Lines of data:
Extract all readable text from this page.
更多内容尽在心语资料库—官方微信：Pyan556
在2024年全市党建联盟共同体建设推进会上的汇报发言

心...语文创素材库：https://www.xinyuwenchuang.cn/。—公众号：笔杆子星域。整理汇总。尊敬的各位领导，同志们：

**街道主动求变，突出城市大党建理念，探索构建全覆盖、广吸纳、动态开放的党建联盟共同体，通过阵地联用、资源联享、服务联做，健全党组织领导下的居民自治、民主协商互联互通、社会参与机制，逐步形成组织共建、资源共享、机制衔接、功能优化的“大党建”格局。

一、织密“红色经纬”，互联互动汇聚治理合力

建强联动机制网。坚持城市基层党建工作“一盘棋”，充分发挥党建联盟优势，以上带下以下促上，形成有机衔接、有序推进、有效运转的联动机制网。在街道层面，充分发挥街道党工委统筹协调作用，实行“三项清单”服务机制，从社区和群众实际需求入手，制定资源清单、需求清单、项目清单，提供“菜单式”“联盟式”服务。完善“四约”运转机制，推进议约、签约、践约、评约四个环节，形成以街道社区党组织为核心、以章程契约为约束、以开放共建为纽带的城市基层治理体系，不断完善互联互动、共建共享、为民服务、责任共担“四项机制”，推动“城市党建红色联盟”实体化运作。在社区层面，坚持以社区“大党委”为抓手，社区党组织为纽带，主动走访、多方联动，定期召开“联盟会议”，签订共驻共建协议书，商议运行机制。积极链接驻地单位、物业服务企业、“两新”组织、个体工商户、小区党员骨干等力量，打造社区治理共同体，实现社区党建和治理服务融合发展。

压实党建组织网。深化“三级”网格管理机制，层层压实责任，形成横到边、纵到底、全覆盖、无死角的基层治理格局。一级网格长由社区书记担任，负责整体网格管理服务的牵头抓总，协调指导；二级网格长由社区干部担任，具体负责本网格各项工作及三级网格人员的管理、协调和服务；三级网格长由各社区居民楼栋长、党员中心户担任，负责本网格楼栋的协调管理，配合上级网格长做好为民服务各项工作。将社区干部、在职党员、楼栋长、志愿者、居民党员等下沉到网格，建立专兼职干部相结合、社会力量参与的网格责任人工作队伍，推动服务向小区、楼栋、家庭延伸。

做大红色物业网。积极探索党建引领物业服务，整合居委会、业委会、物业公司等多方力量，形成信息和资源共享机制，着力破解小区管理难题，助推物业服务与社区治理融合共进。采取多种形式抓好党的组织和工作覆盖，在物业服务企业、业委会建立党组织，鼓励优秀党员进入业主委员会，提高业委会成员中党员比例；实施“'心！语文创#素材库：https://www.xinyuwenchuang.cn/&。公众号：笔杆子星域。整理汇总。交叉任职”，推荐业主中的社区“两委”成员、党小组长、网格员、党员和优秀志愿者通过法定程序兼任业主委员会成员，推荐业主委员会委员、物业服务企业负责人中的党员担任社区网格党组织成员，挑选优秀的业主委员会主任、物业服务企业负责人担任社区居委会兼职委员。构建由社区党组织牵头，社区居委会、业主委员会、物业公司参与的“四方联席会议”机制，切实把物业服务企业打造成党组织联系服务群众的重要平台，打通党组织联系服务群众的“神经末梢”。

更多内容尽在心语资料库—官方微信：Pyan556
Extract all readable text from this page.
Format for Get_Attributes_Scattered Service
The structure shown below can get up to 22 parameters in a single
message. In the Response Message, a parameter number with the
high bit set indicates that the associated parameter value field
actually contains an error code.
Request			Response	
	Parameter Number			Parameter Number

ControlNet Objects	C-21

▶ **WORK TO COMPLETE**
Only the number is wanted: how many lines in the entries above contain the word "Response"?

▶ **ANSWER TO THIS EXERCISE**
2